Copy out the lines of the listing from the one containing "website-text: website:musikotmunrukum.gov.np [402, 73, 545, 82]" through the one containing "item-number: ४. [52, 433, 59, 443]", including both, character for character.

:: Material for this task

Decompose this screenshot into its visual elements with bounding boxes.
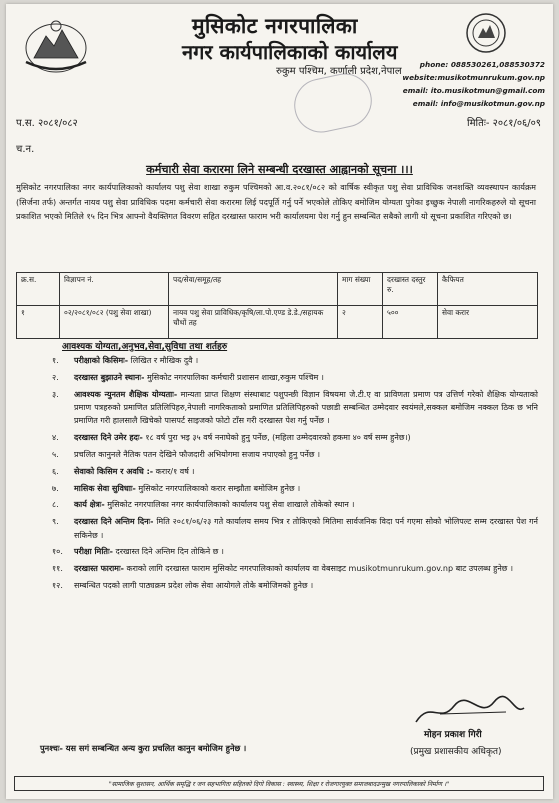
website-text: website:musikotmunrukum.gov.np [402, 73, 545, 82]
item-label: कार्य क्षेत्रः- [74, 500, 105, 510]
table-header-cell: दरखास्त दस्तुर रु. [383, 273, 438, 306]
requirements-list [52, 354, 538, 596]
item-text: मुसिकोट नगरपालिका कर्मचारी प्रशासन शाखा,रुकुम पश्चिम । [144, 372, 324, 382]
notice-document [6, 4, 553, 799]
table-cell: २ [338, 306, 383, 339]
item-number: २. [52, 372, 59, 382]
item-number: ६. [52, 466, 59, 476]
item-number: ८. [52, 500, 59, 510]
table-header-cell: माग संख्या [338, 273, 383, 306]
item-text: १८ वर्ष पुरा भइ ३५ वर्ष ननाघेको हुनु पर्नेछ, (महिला उम्मेदवारको हकमा ४० वर्ष सम्म हुनेछ।) [142, 433, 411, 443]
reference-number: प.स. २०८१/०८२ [16, 118, 78, 129]
item-text: मान्यता प्राप्त शिक्षण संस्थाबाट पशुपन्छी विज्ञान विषयमा जे.टी.ए वा प्राविणता प्रमाण पत्र उत्तिर्ण गरेको शैक्षिक योग्यताको प्रमाण पत्रहरुको प्रमाणित प्रतिलिपिहरु,नेपाली नागरिकताको प्रमाणित प्रतिलिपिहरुको पछाडी सम्बन्धित उम्मेदवार स्वयंमले,सक्कल बमोजिम नक्कल ठिक छ भनि प्रमाणित गरी हालसालै खिचेको पासपर्ट साइजको फोटो टाँस गरी दरखास्त पेश गर्नु पर्नेछ । [74, 389, 538, 426]
phone-text: phone: 088530261,088530372 [419, 60, 545, 69]
item-text: मुसिकोट नगरपालिका नगर कार्यपालिकाको कार्यालय पशु सेवा शाखाले तोकेको स्थान । [104, 500, 355, 510]
dispatch-number: च.न. [16, 144, 35, 155]
signatory-name: मोहन प्रकाश गिरी [424, 730, 482, 740]
item-text: दरखास्त दिने अन्तिम दिन तोकिने छ । [112, 547, 224, 557]
signature-mark [410, 694, 530, 730]
item-text: प्रचलित कानुनले नैतिक पतन देखिने फौजदारी अभियोगमा सजाय नपाएको हुनु पर्नेछ । [74, 450, 321, 459]
item-label: मासिक सेवा सुविधाः- [74, 483, 136, 493]
contact-block [402, 58, 545, 110]
item-label: आवश्यक न्युनतम शैक्षिक योग्यताः- [74, 389, 178, 399]
item-number: ४. [52, 433, 59, 443]
table-header-cell: पद/सेवा/समूह/तह [169, 273, 338, 306]
list-item [52, 388, 538, 428]
list-item [52, 482, 538, 495]
table-header-cell: विज्ञापन नं. [60, 273, 169, 306]
item-number: १०. [52, 547, 63, 557]
notice-date: मितिः- २०८१/०६/०९ [466, 118, 541, 129]
office-stamp [289, 68, 377, 137]
requirements-title: आवश्यक योग्यता,अनुभव,सेवा,सुविधा तथा शर्तहरु [62, 342, 228, 352]
list-item [52, 545, 538, 558]
item-text: मुसिकोट नगरपालिकाको करार सम्झौता बमोजिम हुनेछ । [135, 483, 301, 493]
item-text: करार/१ वर्ष । [153, 466, 195, 476]
list-item [52, 498, 538, 511]
item-number: ७. [52, 483, 59, 493]
table-row [17, 306, 538, 339]
vacancy-table [16, 272, 538, 339]
item-number: ३. [52, 389, 59, 399]
list-item [52, 562, 538, 575]
table-cell: ५०० [383, 306, 438, 339]
signatory-designation: (प्रमुख प्रशासकीय अधिकृत) [410, 747, 502, 757]
table-cell: सेवा करार [438, 306, 538, 339]
footer-slogan: "सामाजिक सुशासन, आर्थिक समृद्धि र जन सहभागिता सहितको दिगो विकास : स्वास्थ्य, शिक्षा र रोजगारयुक्त समाजबादउन्मुख नगरपालिकाको निर्माण ।" [14, 776, 544, 791]
list-item [52, 448, 538, 461]
email-text-2: email: info@musikotmun.gov.np [412, 99, 545, 108]
postscript-note: पुनश्चः- यस सगं सम्बन्धित अन्य कुरा प्रचलित कानुन बमोजिम हुनेछ । [40, 743, 247, 753]
table-cell: नायव पशु सेवा प्राविधिक/कृषि/ला.पो.एण्ड डे.डे./सहायक चौथों तह [169, 306, 338, 339]
table-header-row [17, 273, 538, 306]
item-number: १२. [52, 580, 63, 590]
item-label: परीक्षाको किसिमः- [74, 356, 129, 365]
list-item [52, 354, 538, 367]
list-item [52, 465, 538, 478]
list-item [52, 579, 538, 592]
item-text: लिखित र मौखिक दुवै । [128, 356, 199, 365]
email-text-1: email: ito.musikotmun@gmail.com [402, 86, 545, 95]
item-label: दरखास्त बुझाउने स्थानः- [74, 372, 145, 382]
list-item [52, 371, 538, 384]
item-label: दरखास्त दिने अन्तिम दिनः- [74, 517, 154, 527]
table-cell: ०२/२०८१/०८२ (पशु सेवा शाखा) [60, 306, 169, 339]
item-label: दरखास्त फारामः- [74, 564, 124, 574]
list-item [52, 515, 538, 542]
notice-heading: कर्मचारी सेवा करारमा लिने सम्बन्धी दरखास्त आह्वानको सूचना ।।। [146, 163, 413, 176]
item-label: सेवाको किसिम र अवधि :- [74, 466, 154, 476]
office-title: मुसिकोट नगरपालिका [192, 14, 358, 38]
item-text: मिति २०८१/०६/२३ गते कार्यालय समय भित्र र तोकिएको मितिमा सार्वजनिक विदा पर्न गएमा सोको भोलिपल्ट सम्म दरखास्त पेश गर्न सकिनेछ । [74, 517, 538, 540]
item-number: १. [52, 356, 59, 365]
table-header-cell: कैफियत [438, 273, 538, 306]
item-number: ११. [52, 564, 63, 574]
list-item [52, 431, 538, 444]
office-subtitle: नगर कार्यपालिकाको कार्यालय [182, 40, 398, 64]
item-label: दरखास्त दिने उमेर हदः- [74, 433, 143, 443]
item-number: ५. [52, 450, 59, 459]
item-number: ९. [52, 517, 59, 527]
item-text: कराको लागि दरखास्त फाराम मुसिकोट नगरपालिकाको कार्यालय वा वेबसाइट musikotmunrukum.gov.np बाट उपलब्ध हुनेछ । [123, 564, 513, 574]
office-address: रुकुम पश्चिम, कर्णाली प्रदेश,नेपाल [276, 66, 402, 77]
table-cell: १ [17, 306, 60, 339]
item-text: सम्बन्धित पदको लागी पाठ्यक्रम प्रदेश लोक सेवा आयोगले तोके बमोजिमको हुनेछ । [74, 580, 314, 590]
municipality-logo-icon [461, 10, 511, 56]
table-header-cell: क्र.स. [17, 273, 60, 306]
notice-intro: मुसिकोट नगरपालिका नगर कार्यपालिकाको कार्यालय पशु सेवा शाखा रुकुम पश्चिमको आ.व.२०८१/०८२ को वार्षिक स्वीकृत पशु सेवा प्राविधिक जनशक्ति व्यवस्थापन कार्यक्रम (सिर्जना तर्फ) अन्तर्गत नायव पशु सेवा प्राविधिक पदमा कर्मचारी सेवा करारमा लिई पदपूर्ति गर्नु पर्ने भएकोले तोकिए बमोजिम योग्यता पुगेका इच्छुक नेपाली नागरिकहरुले यो सूचना प्रकाशित भएको मितिले १५ दिन भित्र आफ्नो वैयक्तिगत विवरण सहित दरखास्त फाराम भरी कार्यालयमा पेश गर्नु हुन सम्बन्धित सबैको लागी यो सूचना प्रकाशित गरिएको छ। [16, 182, 536, 222]
government-emblem-icon [20, 14, 92, 76]
item-label: परीक्षा मितिः- [74, 547, 113, 557]
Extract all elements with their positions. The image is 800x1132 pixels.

::::

> [Final result]:
website-text: website:musikotmunrukum.gov.np [402, 73, 545, 82]
item-label: कार्य क्षेत्रः- [74, 500, 105, 510]
table-header-cell: दरखास्त दस्तुर रु. [383, 273, 438, 306]
requirements-list [52, 354, 538, 596]
item-text: मुसिकोट नगरपालिका कर्मचारी प्रशासन शाखा,रुकुम पश्चिम । [144, 372, 324, 382]
notice-document [6, 4, 553, 799]
table-cell: २ [338, 306, 383, 339]
item-number: २. [52, 372, 59, 382]
item-number: ६. [52, 466, 59, 476]
item-number: ८. [52, 500, 59, 510]
table-header-cell: माग संख्या [338, 273, 383, 306]
item-text: १८ वर्ष पुरा भइ ३५ वर्ष ननाघेको हुनु पर्नेछ, (महिला उम्मेदवारको हकमा ४० वर्ष सम्म हुनेछ।) [142, 433, 411, 443]
reference-number: प.स. २०८१/०८२ [16, 118, 78, 129]
item-text: मान्यता प्राप्त शिक्षण संस्थाबाट पशुपन्छी विज्ञान विषयमा जे.टी.ए वा प्राविणता प्रमाण पत्र उत्तिर्ण गरेको शैक्षिक योग्यताको प्रमाण पत्रहरुको प्रमाणित प्रतिलिपिहरु,नेपाली नागरिकताको प्रमाणित प्रतिलिपिहरुको पछाडी सम्बन्धित उम्मेदवार स्वयंमले,सक्कल बमोजिम नक्कल ठिक छ भनि प्रमाणित गरी हालसालै खिचेको पासपर्ट साइजको फोटो टाँस गरी दरखास्त पेश गर्नु पर्नेछ । [74, 389, 538, 426]
phone-text: phone: 088530261,088530372 [419, 60, 545, 69]
item-text: मुसिकोट नगरपालिका नगर कार्यपालिकाको कार्यालय पशु सेवा शाखाले तोकेको स्थान । [104, 500, 355, 510]
dispatch-number: च.न. [16, 144, 35, 155]
signatory-name: मोहन प्रकाश गिरी [424, 730, 482, 740]
item-text: दरखास्त दिने अन्तिम दिन तोकिने छ । [112, 547, 224, 557]
signature-mark [410, 694, 530, 730]
item-text: प्रचलित कानुनले नैतिक पतन देखिने फौजदारी अभियोगमा सजाय नपाएको हुनु पर्नेछ । [74, 450, 321, 459]
item-label: मासिक सेवा सुविधाः- [74, 483, 136, 493]
contact-block [402, 58, 545, 110]
item-label: आवश्यक न्युनतम शैक्षिक योग्यताः- [74, 389, 178, 399]
item-number: ४. [52, 433, 59, 443]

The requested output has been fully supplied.